● **Rows**:
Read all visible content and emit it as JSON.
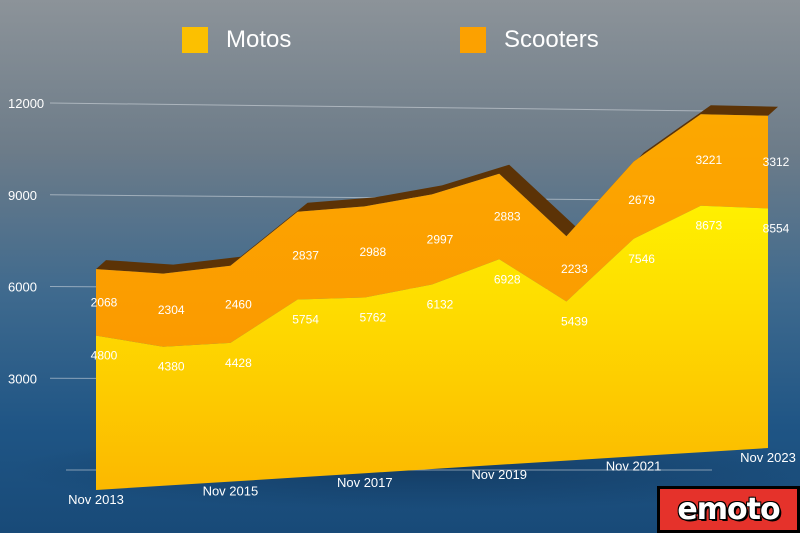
{
  "chart_data": {
    "type": "area",
    "stacked": true,
    "categories": [
      "Nov 2013",
      "Nov 2014",
      "Nov 2015",
      "Nov 2016",
      "Nov 2017",
      "Nov 2018",
      "Nov 2019",
      "Nov 2020",
      "Nov 2021",
      "Nov 2022",
      "Nov 2023"
    ],
    "x_tick_labels": [
      "Nov 2013",
      "Nov 2015",
      "Nov 2017",
      "Nov 2019",
      "Nov 2021",
      "Nov 2023"
    ],
    "series": [
      {
        "name": "Motos",
        "color": "#fcc000",
        "values": [
          4800,
          4380,
          4428,
          5754,
          5762,
          6132,
          6928,
          5439,
          7546,
          8673,
          8554
        ]
      },
      {
        "name": "Scooters",
        "color": "#fca100",
        "values": [
          2068,
          2304,
          2460,
          2837,
          2988,
          2997,
          2883,
          2233,
          2679,
          3221,
          3312
        ]
      }
    ],
    "ylim": [
      0,
      12000
    ],
    "y_ticks": [
      3000,
      6000,
      9000,
      12000
    ],
    "grid": true,
    "legend_position": "top",
    "perspective": "3d"
  },
  "logo": {
    "text": "emoto"
  }
}
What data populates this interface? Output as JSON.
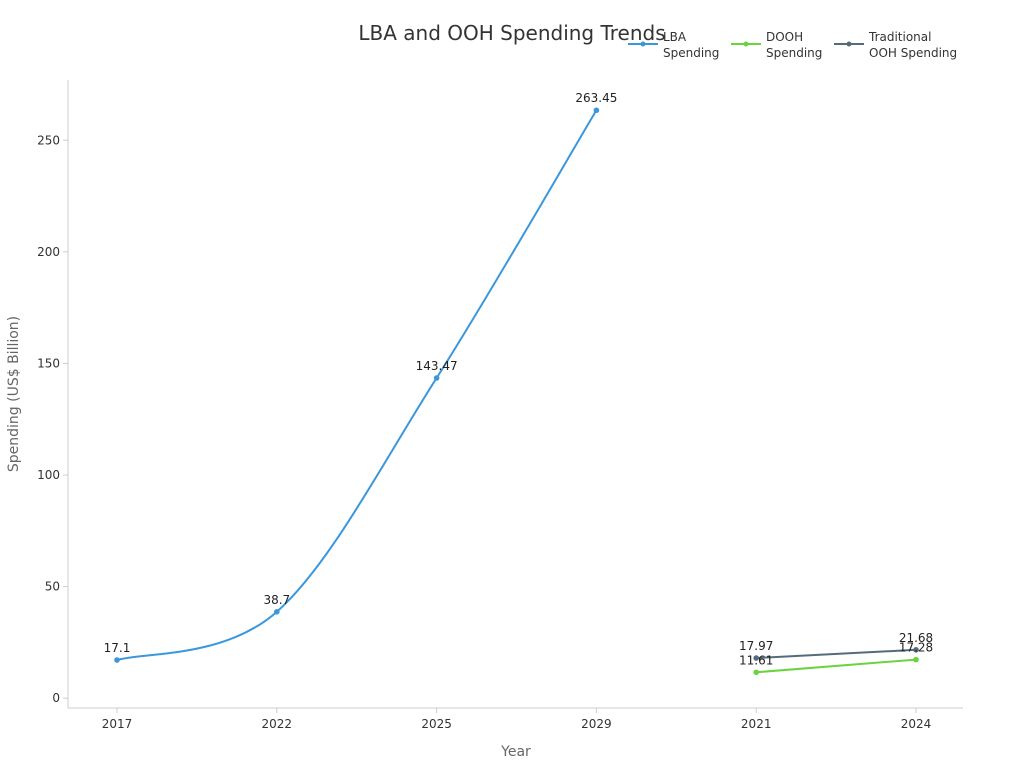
{
  "chart_data": {
    "type": "line",
    "title": "LBA and OOH Spending Trends",
    "xlabel": "Year",
    "ylabel": "Spending (US$ Billion)",
    "categories": [
      "2017",
      "2022",
      "2025",
      "2029",
      "2021",
      "2024"
    ],
    "ylim": [
      -4.4,
      277
    ],
    "yticks": [
      0,
      50,
      100,
      150,
      200,
      250
    ],
    "grid": false,
    "legend_position": "top-right",
    "series": [
      {
        "name": "LBA\nSpending",
        "color": "#3a97dc",
        "smooth": true,
        "points": [
          {
            "x": "2017",
            "y": 17.1,
            "label": "17.1"
          },
          {
            "x": "2022",
            "y": 38.7,
            "label": "38.7"
          },
          {
            "x": "2025",
            "y": 143.47,
            "label": "143.47"
          },
          {
            "x": "2029",
            "y": 263.45,
            "label": "263.45"
          }
        ]
      },
      {
        "name": "DOOH\nSpending",
        "color": "#6ad43d",
        "smooth": false,
        "points": [
          {
            "x": "2021",
            "y": 11.61,
            "label": "11.61"
          },
          {
            "x": "2024",
            "y": 17.28,
            "label": "17.28"
          }
        ]
      },
      {
        "name": "Traditional\nOOH Spending",
        "color": "#556b7a",
        "smooth": false,
        "points": [
          {
            "x": "2021",
            "y": 17.97,
            "label": "17.97"
          },
          {
            "x": "2024",
            "y": 21.68,
            "label": "21.68"
          }
        ]
      }
    ]
  }
}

● **Written request**: Gather all lines from the records above in which "name" appears.

● **Written response**:
        "name": "Motos",
        "name": "Scooters",
        "name": "LBA\nSpending",
        "name": "DOOH\nSpending",
        "name": "Traditional\nOOH Spending",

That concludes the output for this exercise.